RECORDS SHOWN:

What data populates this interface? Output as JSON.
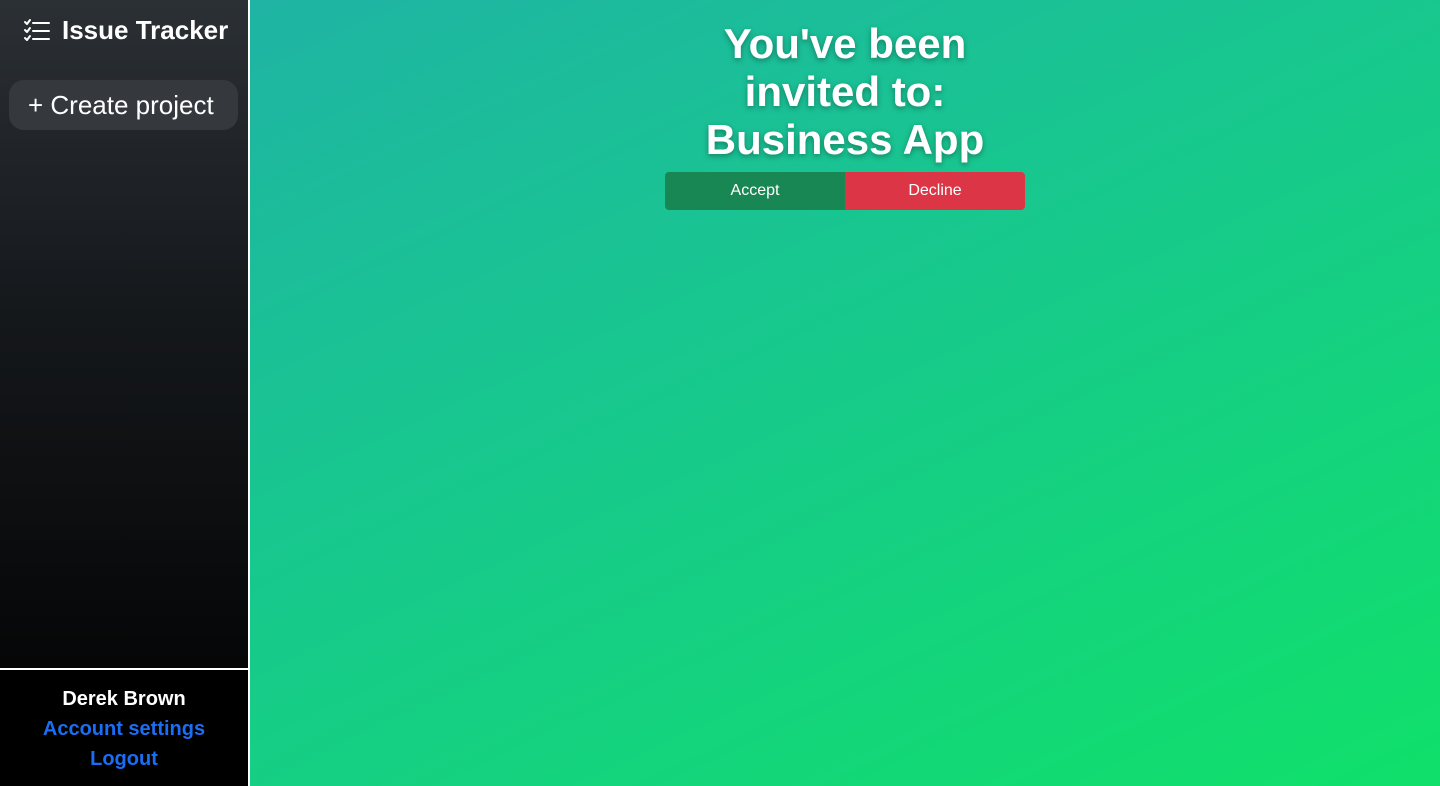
{
  "app": {
    "title": "Issue Tracker",
    "logo_icon": "checklist-icon"
  },
  "sidebar": {
    "create_project_label": "+ Create project"
  },
  "user": {
    "name": "Derek Brown",
    "account_settings_label": "Account settings",
    "logout_label": "Logout",
    "link_color": "#1a6ef5"
  },
  "invite": {
    "line1": "You've been",
    "line2": "invited to:",
    "project_name": "Business App",
    "accept_label": "Accept",
    "decline_label": "Decline"
  },
  "colors": {
    "accept": "#198754",
    "decline": "#dc3545",
    "gradient_start": "#1fb4a4",
    "gradient_end": "#10e06a"
  }
}
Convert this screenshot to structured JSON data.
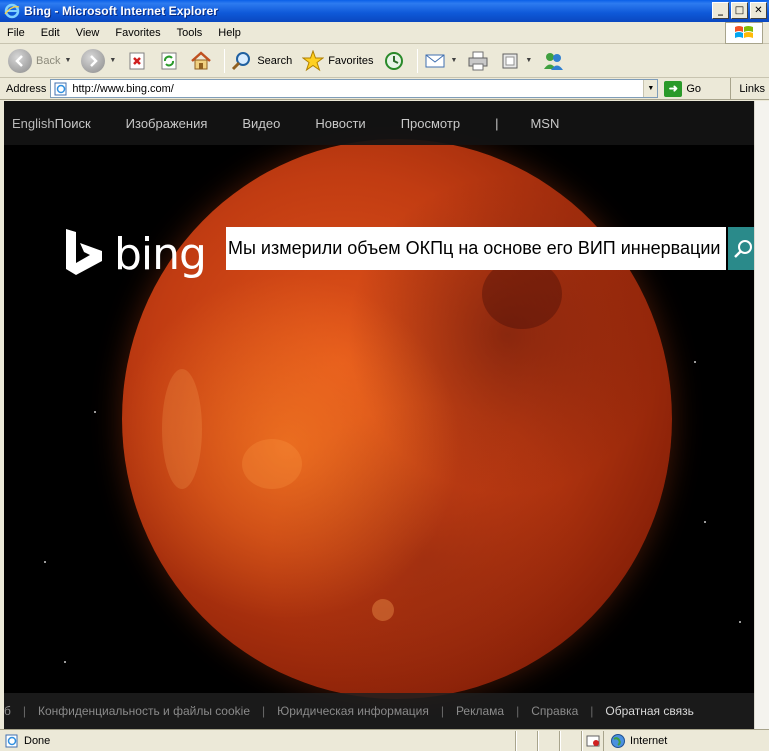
{
  "window": {
    "title": "Bing - Microsoft Internet Explorer"
  },
  "menu": [
    "File",
    "Edit",
    "View",
    "Favorites",
    "Tools",
    "Help"
  ],
  "toolbar": {
    "back": "Back",
    "search": "Search",
    "favorites": "Favorites"
  },
  "address": {
    "label": "Address",
    "url": "http://www.bing.com/",
    "go": "Go",
    "links": "Links"
  },
  "bing": {
    "nav": {
      "english": "English",
      "search": "Поиск",
      "images": "Изображения",
      "video": "Видео",
      "news": "Новости",
      "browse": "Просмотр",
      "sep": "|",
      "msn": "MSN"
    },
    "logo_text": "bing",
    "query": "Мы измерили объем ОКПц на основе его ВИП иннервации",
    "footer": {
      "partial": "б",
      "privacy": "Конфиденциальность и файлы cookie",
      "legal": "Юридическая информация",
      "ads": "Реклама",
      "help": "Справка",
      "feedback": "Обратная связь"
    }
  },
  "status": {
    "text": "Done",
    "zone": "Internet"
  },
  "colors": {
    "titlebar": "#0a5fe8",
    "chrome": "#ece9d8",
    "search_button": "#2a8a8a",
    "moon": "#c13c12"
  }
}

WHAT YOU NEED TO DO:
Copy every single line of the material above that holds "Internet".

REPLY TO THE TASK:
    "title": "Bing - Microsoft Internet Explorer"
    "zone": "Internet"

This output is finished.